If frost still threatens after you plant your Peppers, or if you live in a short-season climate where late frosts are just part of spring, there are ways to keep your Peppers going. One way is to place a tarp over the plants, weighting it down at the edges to keep it from blowing away. Be careful, however, not to lay the tarp or plastic directly on the plants. You will need to use blocks, sticks, or whatever you have available to form a tent over your tender young Peppers. You can uncover it during the day and re-cover it at night, or leave it in place for several days and nights without damage to the plants.
Once your seedlings are in the ground, be sure they get sufficient water - Pepper plants are quite thirsty in early growth. Also, make sure the soil is well drained to help prevent root rot. Peppers do not like "soggy feet". The soil's pH level should ideally be around 6.5 to begin with, then increased or decreased afterwards to determine the chosen flavor (more acidic soil will produce a sharper, hotter taste).
Onions and peas are good companion plants for your Peppers. Onions repel pests like aphids, while peas fix nitrogen, and similar to Peppers, like slightly cool conditions and close quarters. Although appreciative of warm temperatures during the day, both peas and Peppers set fruit better if they can get some relief from the heat during the evenings.

**TASKS TO COMPLETE:**
(1) In the pepper-growing excerpt, what soil pH should peppers ideally start with?
(2) Reproduce the pepper-growing excerpt word for word, starting with "Once your seedlings" and going on through "sharper, hotter taste).".

**DATASET CONTENT:**
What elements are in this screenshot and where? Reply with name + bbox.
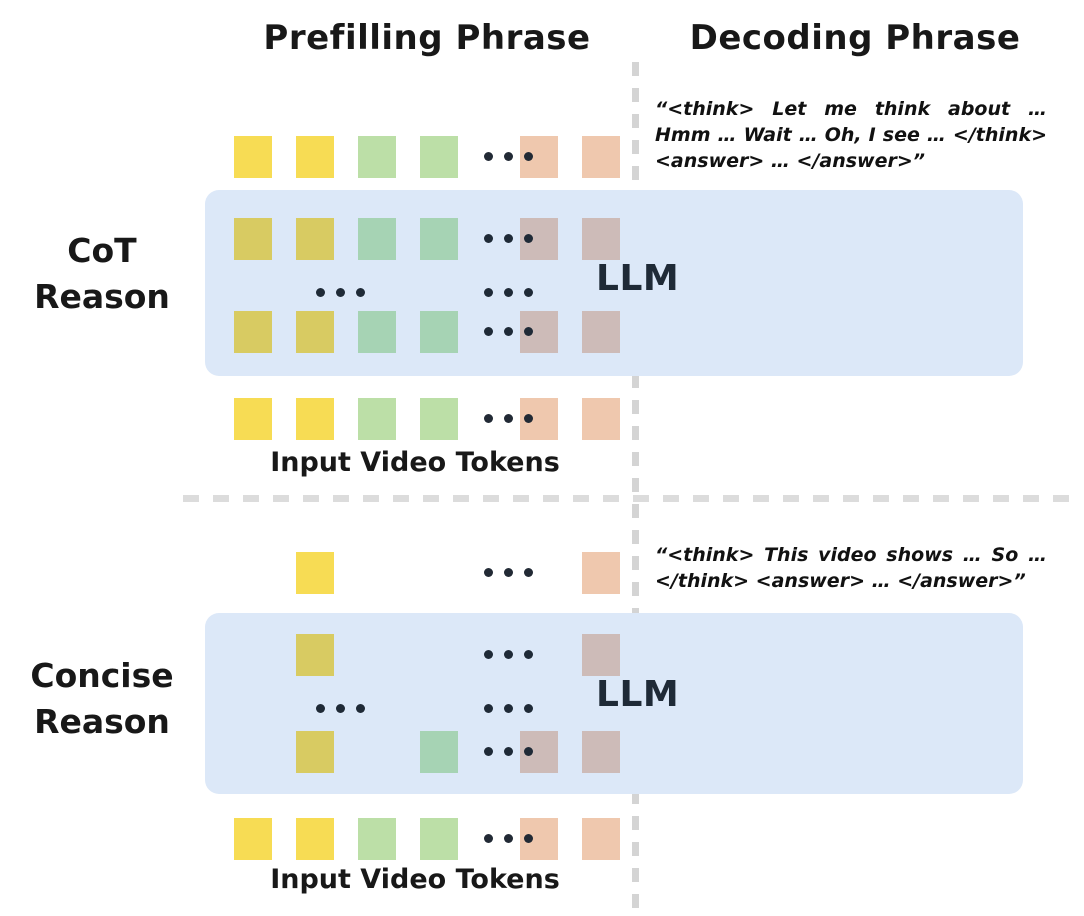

**TASK-BY-TASK SOLUTIONS:**
(1) Around 6.5.

(2)
Once your seedlings are in the ground, be sure they get sufficient water - Pepper plants are quite thirsty in early growth. Also, make sure the soil is well drained to help prevent root rot. Peppers do not like "soggy feet". The soil's pH level should ideally be around 6.5 to begin with, then increased or decreased afterwards to determine the chosen flavor (more acidic soil will produce a sharper, hotter taste).